*TASK PROMPT*: Which lines in the records below contain the word "University"? Return each of them.

*SUPPLIED MATERIAL*:

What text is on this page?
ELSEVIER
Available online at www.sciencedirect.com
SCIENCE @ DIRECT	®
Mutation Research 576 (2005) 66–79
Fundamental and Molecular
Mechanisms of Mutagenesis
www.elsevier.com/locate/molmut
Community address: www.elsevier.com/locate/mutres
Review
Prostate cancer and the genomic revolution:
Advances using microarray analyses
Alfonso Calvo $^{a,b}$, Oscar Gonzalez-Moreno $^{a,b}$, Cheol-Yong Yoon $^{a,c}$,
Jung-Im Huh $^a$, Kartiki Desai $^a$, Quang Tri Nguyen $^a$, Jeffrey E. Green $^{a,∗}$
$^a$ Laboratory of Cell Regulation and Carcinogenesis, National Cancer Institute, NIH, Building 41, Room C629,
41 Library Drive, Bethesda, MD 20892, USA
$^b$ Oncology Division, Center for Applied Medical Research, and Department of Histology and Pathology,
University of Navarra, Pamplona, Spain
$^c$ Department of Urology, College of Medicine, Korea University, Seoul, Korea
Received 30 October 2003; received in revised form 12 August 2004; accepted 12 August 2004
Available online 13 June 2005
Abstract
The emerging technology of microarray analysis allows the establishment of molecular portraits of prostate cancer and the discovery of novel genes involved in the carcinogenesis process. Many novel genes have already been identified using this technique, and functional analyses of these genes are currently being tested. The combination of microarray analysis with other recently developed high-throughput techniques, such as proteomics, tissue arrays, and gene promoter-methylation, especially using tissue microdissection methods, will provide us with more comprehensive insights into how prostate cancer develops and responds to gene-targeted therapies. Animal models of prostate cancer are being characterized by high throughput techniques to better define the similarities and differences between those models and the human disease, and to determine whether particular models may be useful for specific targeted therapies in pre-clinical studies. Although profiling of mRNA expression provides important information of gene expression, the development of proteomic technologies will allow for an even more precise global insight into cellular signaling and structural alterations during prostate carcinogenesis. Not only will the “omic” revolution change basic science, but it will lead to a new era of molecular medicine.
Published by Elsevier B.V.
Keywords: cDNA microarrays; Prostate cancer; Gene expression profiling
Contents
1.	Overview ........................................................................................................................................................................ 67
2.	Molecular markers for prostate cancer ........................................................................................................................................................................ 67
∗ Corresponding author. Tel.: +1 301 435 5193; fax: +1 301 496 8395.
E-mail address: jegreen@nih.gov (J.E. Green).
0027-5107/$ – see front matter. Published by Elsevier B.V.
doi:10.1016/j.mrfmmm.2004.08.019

*EXERCISE RESPONSE*:
University of Navarra, Pamplona, Spain
$^c$ Department of Urology, College of Medicine, Korea University, Seoul, Korea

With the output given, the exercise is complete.